Exercise objective = Please transcribe the records precisely; pictures stay out of your copy.

Records to process =

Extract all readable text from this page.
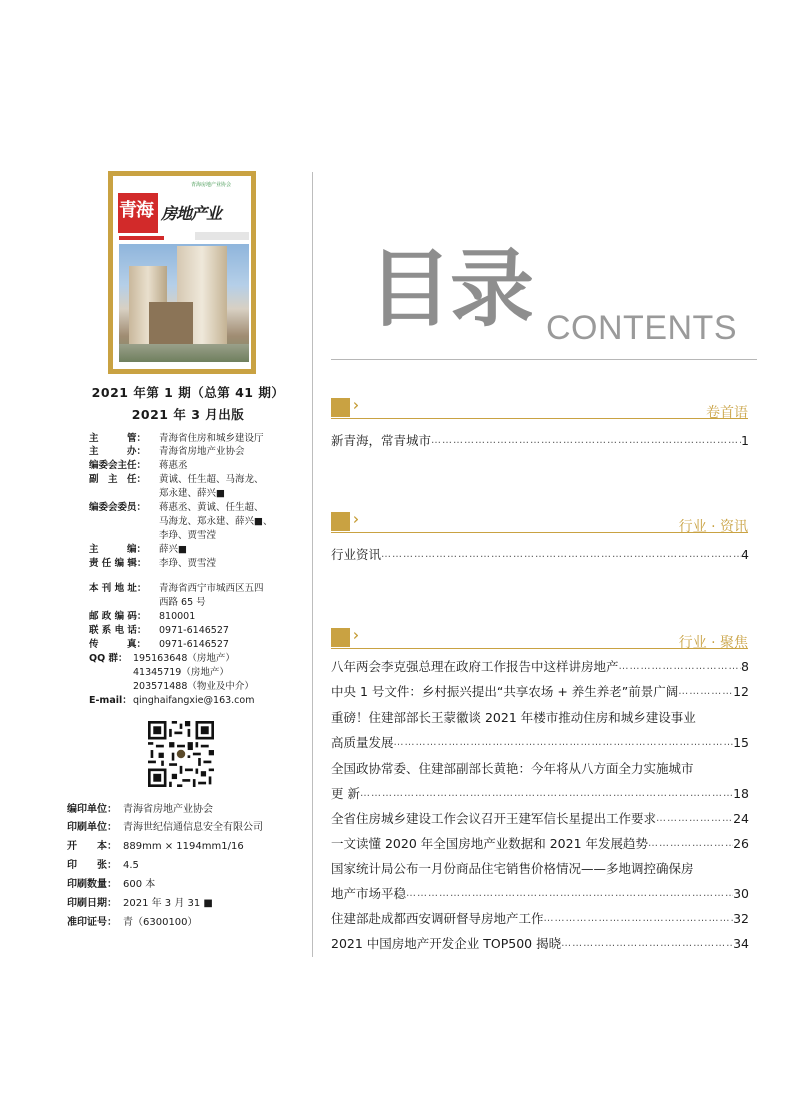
青海房地产业协会
青海 房地产业
2021 年第 1 期（总第 41 期）
2021 年 3 月出版
主　　　管： 青海省住房和城乡建设厅
主　　　办： 青海省房地产业协会
编委会主任： 蒋惠丞
副　主　任： 黄诚、任生超、马海龙、
郑永建、薛兴■
编委会委员： 蒋惠丞、黄诚、任生超、
马海龙、郑永建、薛兴■、
李琤、贾雪滢
主　　　编： 薛兴■
责 任 编 辑： 李琤、贾雪滢
本 刊 地 址： 青海省西宁市城西区五四
西路 65 号
邮 政 编 码： 810001
联 系 电 话： 0971-6146527
传　　　真： 0971-6146527
QQ 群： 195163648（房地产）
41345719（房地产）
203571488（物业及中介）
E-mail：qinghaifangxie@163.com
编印单位： 青海省房地产业协会
印刷单位： 青海世纪信通信息安全有限公司
开　　本： 889mm × 1194mm1/16
印　　张： 4.5
印刷数量： 600 本
印刷日期： 2021 年 3 月 31 ■
准印证号： 青（6300100）
目录 CONTENTS
卷首语
新青海，常青城市 …………………………………………………………………………………………………………………………………………………………………	1
行业 · 资讯
行业资讯 …………………………………………………………………………………………………………………………………………………………………	4
行业 · 聚焦
八年两会李克强总理在政府工作报告中这样讲房地产 …………………………………………………………………………………………………………………………………………………………………	8
中央 1 号文件：乡村振兴提出“共享农场 + 养生养老”前景广阔 …………………………………………………………………………………………………………………………………………………………………	12
重磅！住建部部长王蒙徽谈 2021 年楼市推动住房和城乡建设事业
高质量发展 …………………………………………………………………………………………………………………………………………………………………	15
全国政协常委、住建部副部长黄艳：今年将从八方面全力实施城市
更 新 …………………………………………………………………………………………………………………………………………………………………	18
全省住房城乡建设工作会议召开王建军信长星提出工作要求 …………………………………………………………………………………………………………………………………………………………………	24
一文读懂 2020 年全国房地产业数据和 2021 年发展趋势 …………………………………………………………………………………………………………………………………………………………………	26
国家统计局公布一月份商品住宅销售价格情况——多地调控确保房
地产市场平稳 …………………………………………………………………………………………………………………………………………………………………	30
住建部赴成都西安调研督导房地产工作 …………………………………………………………………………………………………………………………………………………………………	32
2021 中国房地产开发企业 TOP500 揭晓 …………………………………………………………………………………………………………………………………………………………………	34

Finished task =
Extract all readable text from this page.
青海房地产业协会
青海 房地产业
2021 年第 1 期（总第 41 期）
2021 年 3 月出版
主　　　管： 青海省住房和城乡建设厅
主　　　办： 青海省房地产业协会
编委会主任： 蒋惠丞
副　主　任： 黄诚、任生超、马海龙、
郑永建、薛兴■
编委会委员： 蒋惠丞、黄诚、任生超、
马海龙、郑永建、薛兴■、
李琤、贾雪滢
主　　　编： 薛兴■
责 任 编 辑： 李琤、贾雪滢
本 刊 地 址： 青海省西宁市城西区五四
西路 65 号
邮 政 编 码： 810001
联 系 电 话： 0971-6146527
传　　　真： 0971-6146527
QQ 群： 195163648（房地产）
41345719（房地产）
203571488（物业及中介）
E-mail：qinghaifangxie@163.com
编印单位： 青海省房地产业协会
印刷单位： 青海世纪信通信息安全有限公司
开　　本： 889mm × 1194mm1/16
印　　张： 4.5
印刷数量： 600 本
印刷日期： 2021 年 3 月 31 ■
准印证号： 青（6300100）
目录 CONTENTS
卷首语
新青海，常青城市 …………………………………………………………………………………………………………………………………………………………………	1
行业 · 资讯
行业资讯 …………………………………………………………………………………………………………………………………………………………………	4
行业 · 聚焦
八年两会李克强总理在政府工作报告中这样讲房地产 …………………………………………………………………………………………………………………………………………………………………	8
中央 1 号文件：乡村振兴提出“共享农场 + 养生养老”前景广阔 …………………………………………………………………………………………………………………………………………………………………	12
重磅！住建部部长王蒙徽谈 2021 年楼市推动住房和城乡建设事业
高质量发展 …………………………………………………………………………………………………………………………………………………………………	15
全国政协常委、住建部副部长黄艳：今年将从八方面全力实施城市
更 新 …………………………………………………………………………………………………………………………………………………………………	18
全省住房城乡建设工作会议召开王建军信长星提出工作要求 …………………………………………………………………………………………………………………………………………………………………	24
一文读懂 2020 年全国房地产业数据和 2021 年发展趋势 …………………………………………………………………………………………………………………………………………………………………	26
国家统计局公布一月份商品住宅销售价格情况——多地调控确保房
地产市场平稳 …………………………………………………………………………………………………………………………………………………………………	30
住建部赴成都西安调研督导房地产工作 …………………………………………………………………………………………………………………………………………………………………	32
2021 中国房地产开发企业 TOP500 揭晓 …………………………………………………………………………………………………………………………………………………………………	34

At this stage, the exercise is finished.